[Data records]
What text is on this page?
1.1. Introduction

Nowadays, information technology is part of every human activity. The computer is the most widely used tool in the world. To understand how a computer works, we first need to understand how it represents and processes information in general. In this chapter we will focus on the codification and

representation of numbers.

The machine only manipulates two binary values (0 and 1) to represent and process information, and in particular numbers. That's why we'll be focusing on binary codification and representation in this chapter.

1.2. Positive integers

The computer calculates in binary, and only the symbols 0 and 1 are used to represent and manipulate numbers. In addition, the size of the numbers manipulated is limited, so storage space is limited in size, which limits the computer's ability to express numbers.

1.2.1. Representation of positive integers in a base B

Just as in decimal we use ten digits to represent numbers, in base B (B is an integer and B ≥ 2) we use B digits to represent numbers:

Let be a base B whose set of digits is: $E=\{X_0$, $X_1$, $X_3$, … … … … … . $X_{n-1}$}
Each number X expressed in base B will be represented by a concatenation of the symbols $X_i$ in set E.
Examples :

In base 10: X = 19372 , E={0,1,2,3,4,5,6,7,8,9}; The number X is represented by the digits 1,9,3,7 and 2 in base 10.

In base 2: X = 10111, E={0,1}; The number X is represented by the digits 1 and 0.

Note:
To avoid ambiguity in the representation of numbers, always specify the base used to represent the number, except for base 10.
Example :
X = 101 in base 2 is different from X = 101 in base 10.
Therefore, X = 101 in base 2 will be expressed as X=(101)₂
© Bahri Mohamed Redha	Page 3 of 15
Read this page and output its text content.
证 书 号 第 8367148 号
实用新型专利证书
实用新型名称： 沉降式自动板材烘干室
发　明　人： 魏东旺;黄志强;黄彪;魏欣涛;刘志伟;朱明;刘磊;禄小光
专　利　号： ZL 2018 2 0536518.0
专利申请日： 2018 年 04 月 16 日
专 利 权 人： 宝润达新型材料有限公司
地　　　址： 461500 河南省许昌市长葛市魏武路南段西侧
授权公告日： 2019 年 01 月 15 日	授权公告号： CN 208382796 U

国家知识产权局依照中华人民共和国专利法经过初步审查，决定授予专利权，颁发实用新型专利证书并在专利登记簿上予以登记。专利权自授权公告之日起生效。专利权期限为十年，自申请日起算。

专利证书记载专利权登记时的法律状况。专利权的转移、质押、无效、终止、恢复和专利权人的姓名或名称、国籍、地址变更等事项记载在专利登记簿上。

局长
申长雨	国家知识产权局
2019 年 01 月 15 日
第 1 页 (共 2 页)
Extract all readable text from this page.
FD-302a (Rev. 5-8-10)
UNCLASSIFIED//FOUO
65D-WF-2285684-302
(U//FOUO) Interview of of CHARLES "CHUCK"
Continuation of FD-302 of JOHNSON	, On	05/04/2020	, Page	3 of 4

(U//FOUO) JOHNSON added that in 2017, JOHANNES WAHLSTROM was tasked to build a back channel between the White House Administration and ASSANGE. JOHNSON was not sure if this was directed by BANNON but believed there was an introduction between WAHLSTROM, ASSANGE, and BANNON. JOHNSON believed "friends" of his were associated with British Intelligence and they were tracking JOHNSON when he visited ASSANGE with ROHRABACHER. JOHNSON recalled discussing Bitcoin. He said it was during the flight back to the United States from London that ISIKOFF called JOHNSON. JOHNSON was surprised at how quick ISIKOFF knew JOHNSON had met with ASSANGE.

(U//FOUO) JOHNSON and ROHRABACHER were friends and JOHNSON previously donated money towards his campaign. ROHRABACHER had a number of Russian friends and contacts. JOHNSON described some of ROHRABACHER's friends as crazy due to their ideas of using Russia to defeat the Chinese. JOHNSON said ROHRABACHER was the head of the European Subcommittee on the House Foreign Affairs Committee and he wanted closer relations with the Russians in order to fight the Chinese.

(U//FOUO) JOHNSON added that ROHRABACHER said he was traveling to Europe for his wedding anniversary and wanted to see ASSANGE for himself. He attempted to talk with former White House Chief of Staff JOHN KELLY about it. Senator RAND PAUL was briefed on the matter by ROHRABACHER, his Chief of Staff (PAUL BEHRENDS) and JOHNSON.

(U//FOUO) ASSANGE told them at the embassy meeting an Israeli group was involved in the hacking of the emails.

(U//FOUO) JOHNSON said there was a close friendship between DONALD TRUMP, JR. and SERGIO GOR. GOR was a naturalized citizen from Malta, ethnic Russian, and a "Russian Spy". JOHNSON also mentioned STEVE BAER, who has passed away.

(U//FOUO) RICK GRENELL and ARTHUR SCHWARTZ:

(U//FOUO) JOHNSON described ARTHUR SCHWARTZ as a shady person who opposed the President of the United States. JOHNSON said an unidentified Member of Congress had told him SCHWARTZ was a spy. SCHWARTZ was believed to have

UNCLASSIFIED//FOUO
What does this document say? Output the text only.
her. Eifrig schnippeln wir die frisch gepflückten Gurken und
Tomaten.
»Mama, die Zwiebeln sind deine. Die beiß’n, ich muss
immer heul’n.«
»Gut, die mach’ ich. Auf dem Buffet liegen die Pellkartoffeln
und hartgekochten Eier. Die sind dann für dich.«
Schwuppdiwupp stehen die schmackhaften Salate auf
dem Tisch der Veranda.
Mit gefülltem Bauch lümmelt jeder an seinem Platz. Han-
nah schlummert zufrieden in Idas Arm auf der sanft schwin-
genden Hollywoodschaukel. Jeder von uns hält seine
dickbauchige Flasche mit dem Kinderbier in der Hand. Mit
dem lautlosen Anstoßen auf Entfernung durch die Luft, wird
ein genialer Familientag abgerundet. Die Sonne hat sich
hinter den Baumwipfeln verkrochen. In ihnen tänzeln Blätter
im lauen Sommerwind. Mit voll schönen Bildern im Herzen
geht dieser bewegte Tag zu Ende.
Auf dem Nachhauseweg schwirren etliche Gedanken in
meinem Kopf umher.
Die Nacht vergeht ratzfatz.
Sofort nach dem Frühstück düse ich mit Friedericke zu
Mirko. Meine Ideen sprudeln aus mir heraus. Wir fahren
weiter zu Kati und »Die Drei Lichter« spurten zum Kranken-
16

## Task brief
Each record above should be restated word for word.

## Answer to this exercise
What text is on this page?
1.1. Introduction

Nowadays, information technology is part of every human activity. The computer is the most widely used tool in the world. To understand how a computer works, we first need to understand how it represents and processes information in general. In this chapter we will focus on the codification and

representation of numbers.

The machine only manipulates two binary values (0 and 1) to represent and process information, and in particular numbers. That's why we'll be focusing on binary codification and representation in this chapter.

1.2. Positive integers

The computer calculates in binary, and only the symbols 0 and 1 are used to represent and manipulate numbers. In addition, the size of the numbers manipulated is limited, so storage space is limited in size, which limits the computer's ability to express numbers.

1.2.1. Representation of positive integers in a base B

Just as in decimal we use ten digits to represent numbers, in base B (B is an integer and B ≥ 2) we use B digits to represent numbers:

Let be a base B whose set of digits is: $E=\{X_0$, $X_1$, $X_3$, … … … … … . $X_{n-1}$}
Each number X expressed in base B will be represented by a concatenation of the symbols $X_i$ in set E.
Examples :

In base 10: X = 19372 , E={0,1,2,3,4,5,6,7,8,9}; The number X is represented by the digits 1,9,3,7 and 2 in base 10.

In base 2: X = 10111, E={0,1}; The number X is represented by the digits 1 and 0.

Note:
To avoid ambiguity in the representation of numbers, always specify the base used to represent the number, except for base 10.
Example :
X = 101 in base 2 is different from X = 101 in base 10.
Therefore, X = 101 in base 2 will be expressed as X=(101)₂
© Bahri Mohamed Redha	Page 3 of 15
Read this page and output its text content.
证 书 号 第 8367148 号
实用新型专利证书
实用新型名称： 沉降式自动板材烘干室
发　明　人： 魏东旺;黄志强;黄彪;魏欣涛;刘志伟;朱明;刘磊;禄小光
专　利　号： ZL 2018 2 0536518.0
专利申请日： 2018 年 04 月 16 日
专 利 权 人： 宝润达新型材料有限公司
地　　　址： 461500 河南省许昌市长葛市魏武路南段西侧
授权公告日： 2019 年 01 月 15 日	授权公告号： CN 208382796 U

国家知识产权局依照中华人民共和国专利法经过初步审查，决定授予专利权，颁发实用新型专利证书并在专利登记簿上予以登记。专利权自授权公告之日起生效。专利权期限为十年，自申请日起算。

专利证书记载专利权登记时的法律状况。专利权的转移、质押、无效、终止、恢复和专利权人的姓名或名称、国籍、地址变更等事项记载在专利登记簿上。

局长
申长雨	国家知识产权局
2019 年 01 月 15 日
第 1 页 (共 2 页)
Extract all readable text from this page.
FD-302a (Rev. 5-8-10)
UNCLASSIFIED//FOUO
65D-WF-2285684-302
(U//FOUO) Interview of of CHARLES "CHUCK"
Continuation of FD-302 of JOHNSON	, On	05/04/2020	, Page	3 of 4

(U//FOUO) JOHNSON added that in 2017, JOHANNES WAHLSTROM was tasked to build a back channel between the White House Administration and ASSANGE. JOHNSON was not sure if this was directed by BANNON but believed there was an introduction between WAHLSTROM, ASSANGE, and BANNON. JOHNSON believed "friends" of his were associated with British Intelligence and they were tracking JOHNSON when he visited ASSANGE with ROHRABACHER. JOHNSON recalled discussing Bitcoin. He said it was during the flight back to the United States from London that ISIKOFF called JOHNSON. JOHNSON was surprised at how quick ISIKOFF knew JOHNSON had met with ASSANGE.

(U//FOUO) JOHNSON and ROHRABACHER were friends and JOHNSON previously donated money towards his campaign. ROHRABACHER had a number of Russian friends and contacts. JOHNSON described some of ROHRABACHER's friends as crazy due to their ideas of using Russia to defeat the Chinese. JOHNSON said ROHRABACHER was the head of the European Subcommittee on the House Foreign Affairs Committee and he wanted closer relations with the Russians in order to fight the Chinese.

(U//FOUO) JOHNSON added that ROHRABACHER said he was traveling to Europe for his wedding anniversary and wanted to see ASSANGE for himself. He attempted to talk with former White House Chief of Staff JOHN KELLY about it. Senator RAND PAUL was briefed on the matter by ROHRABACHER, his Chief of Staff (PAUL BEHRENDS) and JOHNSON.

(U//FOUO) ASSANGE told them at the embassy meeting an Israeli group was involved in the hacking of the emails.

(U//FOUO) JOHNSON said there was a close friendship between DONALD TRUMP, JR. and SERGIO GOR. GOR was a naturalized citizen from Malta, ethnic Russian, and a "Russian Spy". JOHNSON also mentioned STEVE BAER, who has passed away.

(U//FOUO) RICK GRENELL and ARTHUR SCHWARTZ:

(U//FOUO) JOHNSON described ARTHUR SCHWARTZ as a shady person who opposed the President of the United States. JOHNSON said an unidentified Member of Congress had told him SCHWARTZ was a spy. SCHWARTZ was believed to have

UNCLASSIFIED//FOUO
What does this document say? Output the text only.
her. Eifrig schnippeln wir die frisch gepflückten Gurken und
Tomaten.
»Mama, die Zwiebeln sind deine. Die beiß’n, ich muss
immer heul’n.«
»Gut, die mach’ ich. Auf dem Buffet liegen die Pellkartoffeln
und hartgekochten Eier. Die sind dann für dich.«
Schwuppdiwupp stehen die schmackhaften Salate auf
dem Tisch der Veranda.
Mit gefülltem Bauch lümmelt jeder an seinem Platz. Han-
nah schlummert zufrieden in Idas Arm auf der sanft schwin-
genden Hollywoodschaukel. Jeder von uns hält seine
dickbauchige Flasche mit dem Kinderbier in der Hand. Mit
dem lautlosen Anstoßen auf Entfernung durch die Luft, wird
ein genialer Familientag abgerundet. Die Sonne hat sich
hinter den Baumwipfeln verkrochen. In ihnen tänzeln Blätter
im lauen Sommerwind. Mit voll schönen Bildern im Herzen
geht dieser bewegte Tag zu Ende.
Auf dem Nachhauseweg schwirren etliche Gedanken in
meinem Kopf umher.
Die Nacht vergeht ratzfatz.
Sofort nach dem Frühstück düse ich mit Friedericke zu
Mirko. Meine Ideen sprudeln aus mir heraus. Wir fahren
weiter zu Kati und »Die Drei Lichter« spurten zum Kranken-
16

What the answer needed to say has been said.